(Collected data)
****************
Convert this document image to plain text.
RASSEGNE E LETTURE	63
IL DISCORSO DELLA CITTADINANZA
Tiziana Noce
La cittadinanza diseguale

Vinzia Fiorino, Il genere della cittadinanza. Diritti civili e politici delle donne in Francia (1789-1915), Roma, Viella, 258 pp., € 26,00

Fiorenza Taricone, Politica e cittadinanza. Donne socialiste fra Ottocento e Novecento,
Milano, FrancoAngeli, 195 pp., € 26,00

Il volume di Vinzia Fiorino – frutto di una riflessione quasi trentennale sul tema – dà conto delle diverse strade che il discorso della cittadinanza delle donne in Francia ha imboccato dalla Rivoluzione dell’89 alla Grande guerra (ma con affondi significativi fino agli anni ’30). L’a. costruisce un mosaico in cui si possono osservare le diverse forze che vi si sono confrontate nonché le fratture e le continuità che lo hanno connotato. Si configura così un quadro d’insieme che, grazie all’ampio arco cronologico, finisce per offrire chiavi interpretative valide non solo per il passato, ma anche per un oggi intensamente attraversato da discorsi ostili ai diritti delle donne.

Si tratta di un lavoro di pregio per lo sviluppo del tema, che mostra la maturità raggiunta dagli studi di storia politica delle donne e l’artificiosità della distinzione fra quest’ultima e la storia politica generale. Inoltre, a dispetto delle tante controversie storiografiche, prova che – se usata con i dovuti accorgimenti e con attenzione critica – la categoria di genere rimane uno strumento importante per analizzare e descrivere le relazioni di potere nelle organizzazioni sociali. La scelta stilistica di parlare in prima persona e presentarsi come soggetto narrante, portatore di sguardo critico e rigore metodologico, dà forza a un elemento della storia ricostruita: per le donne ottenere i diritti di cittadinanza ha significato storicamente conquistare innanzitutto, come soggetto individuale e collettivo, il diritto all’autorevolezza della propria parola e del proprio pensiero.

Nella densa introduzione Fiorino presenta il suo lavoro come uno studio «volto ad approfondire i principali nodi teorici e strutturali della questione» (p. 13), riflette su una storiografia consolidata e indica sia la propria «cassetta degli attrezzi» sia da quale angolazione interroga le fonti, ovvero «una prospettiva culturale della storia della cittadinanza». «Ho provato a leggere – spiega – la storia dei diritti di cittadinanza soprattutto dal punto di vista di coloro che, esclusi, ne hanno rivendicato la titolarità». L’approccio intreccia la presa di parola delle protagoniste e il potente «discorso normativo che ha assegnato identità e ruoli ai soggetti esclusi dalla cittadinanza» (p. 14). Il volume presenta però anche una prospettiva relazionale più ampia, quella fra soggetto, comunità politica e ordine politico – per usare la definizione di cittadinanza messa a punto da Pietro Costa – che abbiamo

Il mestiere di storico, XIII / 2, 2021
****************
What is asked - Would you reproduce all the entries exactly?

The result -
Convert this document image to plain text.
RASSEGNE E LETTURE	63
IL DISCORSO DELLA CITTADINANZA
Tiziana Noce
La cittadinanza diseguale

Vinzia Fiorino, Il genere della cittadinanza. Diritti civili e politici delle donne in Francia (1789-1915), Roma, Viella, 258 pp., € 26,00

Fiorenza Taricone, Politica e cittadinanza. Donne socialiste fra Ottocento e Novecento,
Milano, FrancoAngeli, 195 pp., € 26,00

Il volume di Vinzia Fiorino – frutto di una riflessione quasi trentennale sul tema – dà conto delle diverse strade che il discorso della cittadinanza delle donne in Francia ha imboccato dalla Rivoluzione dell’89 alla Grande guerra (ma con affondi significativi fino agli anni ’30). L’a. costruisce un mosaico in cui si possono osservare le diverse forze che vi si sono confrontate nonché le fratture e le continuità che lo hanno connotato. Si configura così un quadro d’insieme che, grazie all’ampio arco cronologico, finisce per offrire chiavi interpretative valide non solo per il passato, ma anche per un oggi intensamente attraversato da discorsi ostili ai diritti delle donne.

Si tratta di un lavoro di pregio per lo sviluppo del tema, che mostra la maturità raggiunta dagli studi di storia politica delle donne e l’artificiosità della distinzione fra quest’ultima e la storia politica generale. Inoltre, a dispetto delle tante controversie storiografiche, prova che – se usata con i dovuti accorgimenti e con attenzione critica – la categoria di genere rimane uno strumento importante per analizzare e descrivere le relazioni di potere nelle organizzazioni sociali. La scelta stilistica di parlare in prima persona e presentarsi come soggetto narrante, portatore di sguardo critico e rigore metodologico, dà forza a un elemento della storia ricostruita: per le donne ottenere i diritti di cittadinanza ha significato storicamente conquistare innanzitutto, come soggetto individuale e collettivo, il diritto all’autorevolezza della propria parola e del proprio pensiero.

Nella densa introduzione Fiorino presenta il suo lavoro come uno studio «volto ad approfondire i principali nodi teorici e strutturali della questione» (p. 13), riflette su una storiografia consolidata e indica sia la propria «cassetta degli attrezzi» sia da quale angolazione interroga le fonti, ovvero «una prospettiva culturale della storia della cittadinanza». «Ho provato a leggere – spiega – la storia dei diritti di cittadinanza soprattutto dal punto di vista di coloro che, esclusi, ne hanno rivendicato la titolarità». L’approccio intreccia la presa di parola delle protagoniste e il potente «discorso normativo che ha assegnato identità e ruoli ai soggetti esclusi dalla cittadinanza» (p. 14). Il volume presenta però anche una prospettiva relazionale più ampia, quella fra soggetto, comunità politica e ordine politico – per usare la definizione di cittadinanza messa a punto da Pietro Costa – che abbiamo

Il mestiere di storico, XIII / 2, 2021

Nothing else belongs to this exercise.